Given problem: Answer with nothing but a number: how many lines include the word "Diversity"?

------------------------------

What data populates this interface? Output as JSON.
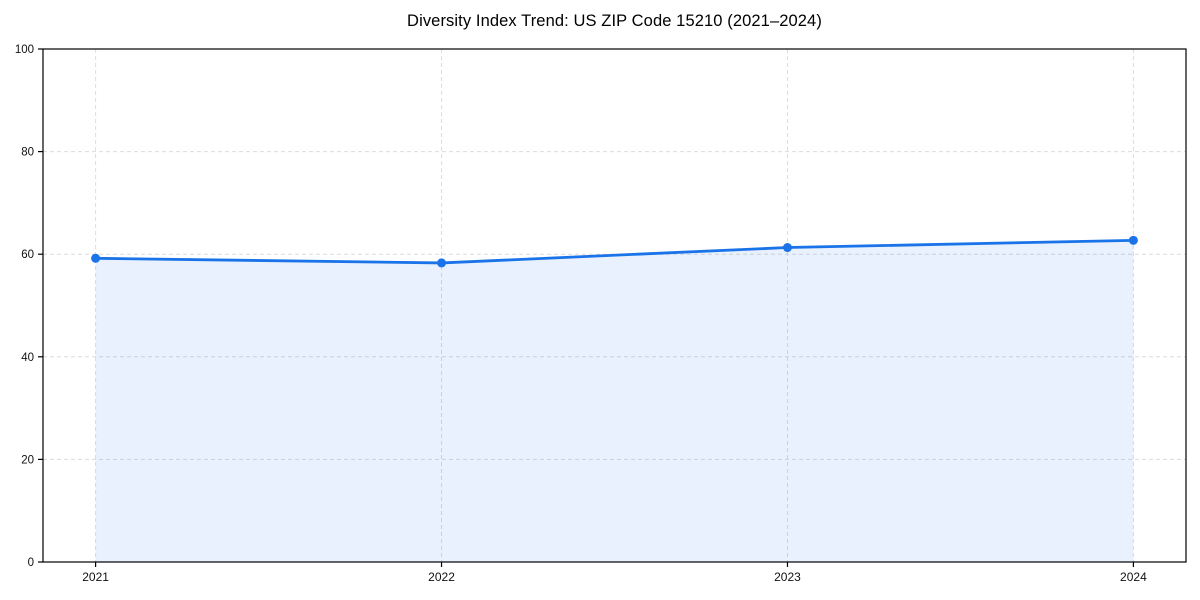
{
  "chart_data": {
    "type": "area",
    "title": "Diversity Index Trend: US ZIP Code 15210 (2021–2024)",
    "x": [
      "2021",
      "2022",
      "2023",
      "2024"
    ],
    "series": [
      {
        "name": "Diversity Index",
        "values": [
          59.2,
          58.3,
          61.3,
          62.7
        ]
      }
    ],
    "xlabel": "",
    "ylabel": "",
    "ylim": [
      0,
      100
    ],
    "yticks": [
      0,
      20,
      40,
      60,
      80,
      100
    ],
    "grid": true,
    "grid_style": "dashed",
    "legend_position": "none",
    "colors": {
      "line": "#1a73e8",
      "fill": "rgba(26,115,232,0.10)",
      "grid": "#dcdcdc",
      "axis": "#000000",
      "tick_label": "#111111",
      "background": "#ffffff"
    },
    "marker": "circle"
  }
}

------------------------------

Finished task: 2